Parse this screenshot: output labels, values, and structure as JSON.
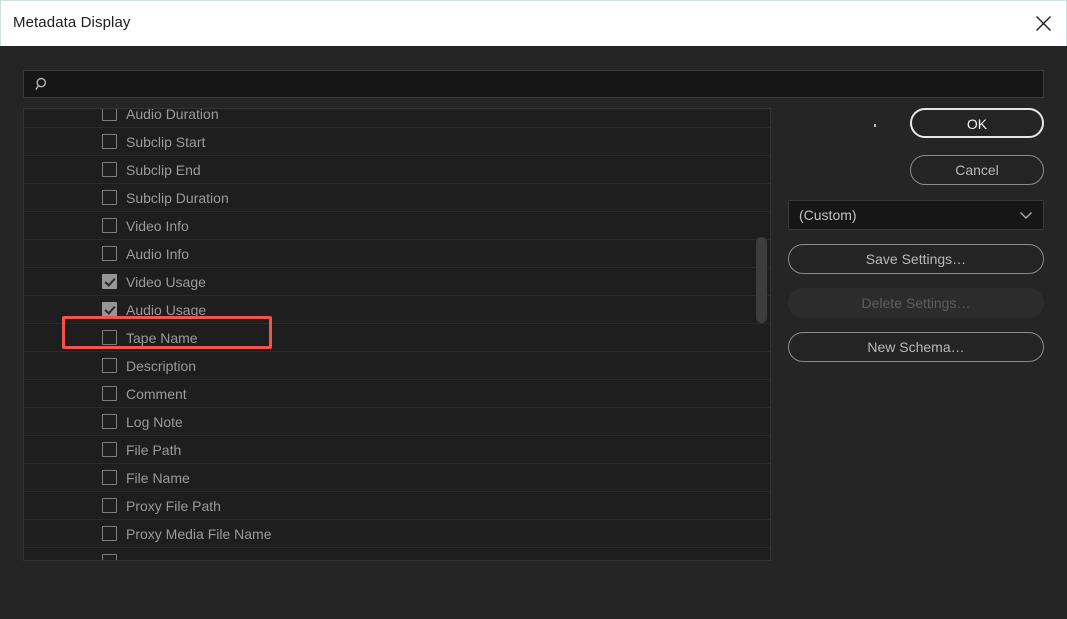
{
  "window": {
    "title": "Metadata Display",
    "close_icon": "close-icon"
  },
  "search": {
    "value": "",
    "placeholder": "",
    "icon": "search-icon"
  },
  "list": {
    "items": [
      {
        "label": "Audio Duration",
        "checked": false
      },
      {
        "label": "Subclip Start",
        "checked": false
      },
      {
        "label": "Subclip End",
        "checked": false
      },
      {
        "label": "Subclip Duration",
        "checked": false
      },
      {
        "label": "Video Info",
        "checked": false
      },
      {
        "label": "Audio Info",
        "checked": false
      },
      {
        "label": "Video Usage",
        "checked": true
      },
      {
        "label": "Audio Usage",
        "checked": true
      },
      {
        "label": "Tape Name",
        "checked": false
      },
      {
        "label": "Description",
        "checked": false
      },
      {
        "label": "Comment",
        "checked": false
      },
      {
        "label": "Log Note",
        "checked": false
      },
      {
        "label": "File Path",
        "checked": false
      },
      {
        "label": "File Name",
        "checked": false
      },
      {
        "label": "Proxy File Path",
        "checked": false
      },
      {
        "label": "Proxy Media File Name",
        "checked": false
      },
      {
        "label": "",
        "checked": false
      }
    ]
  },
  "sidebar": {
    "ok_label": "OK",
    "cancel_label": "Cancel",
    "preset_value": "(Custom)",
    "preset_chevron_icon": "chevron-down-icon",
    "save_settings_label": "Save Settings…",
    "delete_settings_label": "Delete Settings…",
    "new_schema_label": "New Schema…"
  },
  "annotation": {
    "highlight_target": "Video Usage",
    "highlight_color": "#f4524d"
  },
  "colors": {
    "titlebar_bg": "#ffffff",
    "dialog_bg": "#252525",
    "list_bg": "#1e1e1e",
    "field_bg": "#161616",
    "text": "#9a9a9a",
    "accent_focus": "#e6e6e6"
  }
}
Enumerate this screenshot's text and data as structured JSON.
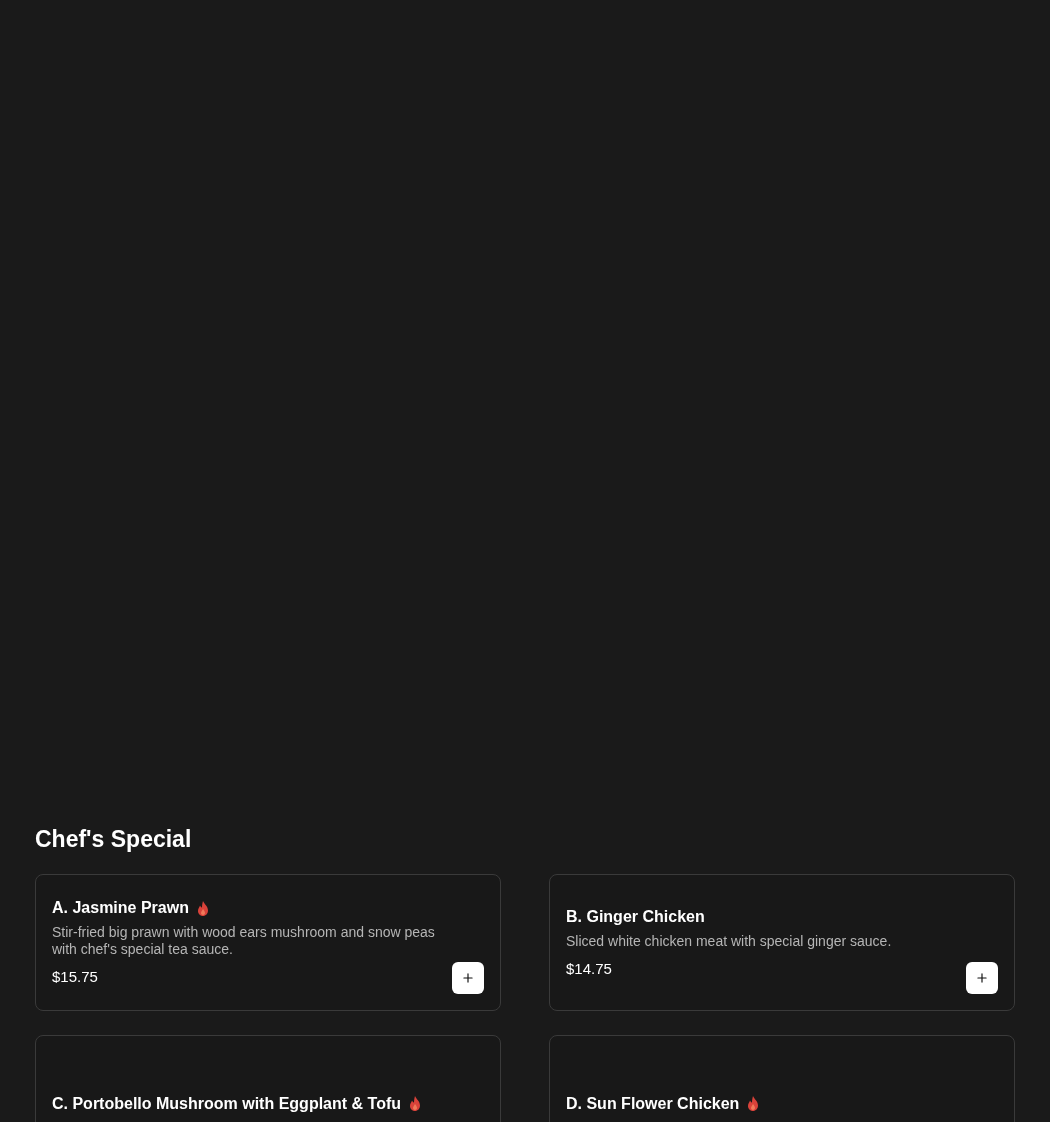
{
  "section": {
    "title": "Chef's Special"
  },
  "items": [
    {
      "name": "A. Jasmine Prawn",
      "spicy": true,
      "description": "Stir-fried big prawn with wood ears mushroom and snow peas with chef's special tea sauce.",
      "price": "$15.75"
    },
    {
      "name": "B. Ginger Chicken",
      "spicy": false,
      "description": "Sliced white chicken meat with special ginger sauce.",
      "price": "$14.75"
    },
    {
      "name": "C. Portobello Mushroom with Eggplant & Tofu",
      "spicy": true
    },
    {
      "name": "D. Sun Flower Chicken",
      "spicy": true
    }
  ]
}
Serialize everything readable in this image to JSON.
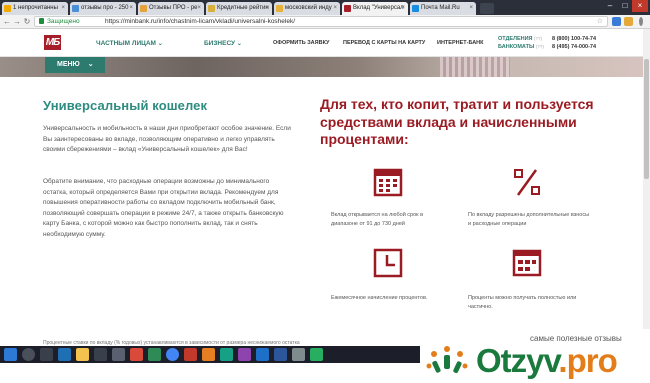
{
  "browser": {
    "tabs": [
      {
        "label": "1 непрочитанны",
        "favicon_color": "#f2a900"
      },
      {
        "label": "отзывы про - 250",
        "favicon_color": "#4a90d9"
      },
      {
        "label": "Отзывы ПРО - ре",
        "favicon_color": "#e8a23a"
      },
      {
        "label": "Кредитные рейтин",
        "favicon_color": "#d9b13a"
      },
      {
        "label": "московский инду",
        "favicon_color": "#e8b23a"
      },
      {
        "label": "Вклад \"Универсал",
        "favicon_color": "#a61e2a"
      },
      {
        "label": "Почта Mail.Ru",
        "favicon_color": "#168de2"
      }
    ],
    "active_tab_index": 5,
    "security_label": "Защищено",
    "url": "https://minbank.ru/info/chastnim-licam/vkladi/universalni-koshelek/"
  },
  "site": {
    "logo_text": "МБ",
    "nav": {
      "private": "ЧАСТНЫМ ЛИЦАМ",
      "business": "БИЗНЕСУ",
      "links": [
        "ОФОРМИТЬ ЗАЯВКУ",
        "ПЕРЕВОД С КАРТЫ НА КАРТУ",
        "ИНТЕРНЕТ-БАНК"
      ]
    },
    "contacts": [
      {
        "label": "ОТДЕЛЕНИЯ",
        "hours": "(??)",
        "phone": "8 (800) 100-74-74"
      },
      {
        "label": "БАНКОМАТЫ",
        "hours": "(??)",
        "phone": "8 (495) 74-000-74"
      }
    ],
    "menu_button": "МЕНЮ"
  },
  "content": {
    "title": "Универсальный кошелек",
    "paragraph1": "Универсальность и мобильность в наши дни приобретают особое значение. Если Вы заинтересованы во вкладе, позволяющим оперативно и легко управлять своими сбережениями – вклад «Универсальный кошелек» для Вас!",
    "paragraph2": "Обратите внимание, что расходные операции возможны до минимального остатка, который определяется Вами при открытии вклада. Рекомендуем для повышения оперативности работы со вкладом подключить мобильный банк, позволяющий совершать операции в режиме 24/7, а также открыть банковскую карту Банка, с которой можно как быстро пополнить вклад, так и снять необходимую сумму.",
    "headline": "Для тех, кто копит, тратит и пользуется средствами вклада и начисленными процентами:",
    "features": [
      {
        "icon": "calendar-icon",
        "text": "Вклад открывается на любой срок в диапазоне от 91 до 730 дней"
      },
      {
        "icon": "percent-icon",
        "text": "По вкладу разрешены дополнительные взносы и расходные операции"
      },
      {
        "icon": "clock-icon",
        "text": "Ежемесячное начисление процентов."
      },
      {
        "icon": "browser-window-icon",
        "text": "Проценты можно получать полностью или частично."
      }
    ],
    "footnote": "Процентные ставки по вкладу (% годовых) устанавливаются в зависимости от размера неснижаемого остатка"
  },
  "watermark": {
    "slogan": "самые полезные отзывы",
    "brand_main": "Otzyv",
    "brand_suffix": ".pro"
  },
  "colors": {
    "accent_teal": "#2d7a6f",
    "brand_red": "#a61e2a",
    "headline_red": "#9b1b23",
    "icon_red": "#9b1b23"
  }
}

━━━

▸ Objective:
List every line from the entries above in which "with" appears.

▸ Answer to this exercise:
      "description": "Stir-fried big prawn with wood ears mushroom and snow peas with chef's special tea sauce.",
      "description": "Sliced white chicken meat with special ginger sauce.",
      "name": "C. Portobello Mushroom with Eggplant & Tofu",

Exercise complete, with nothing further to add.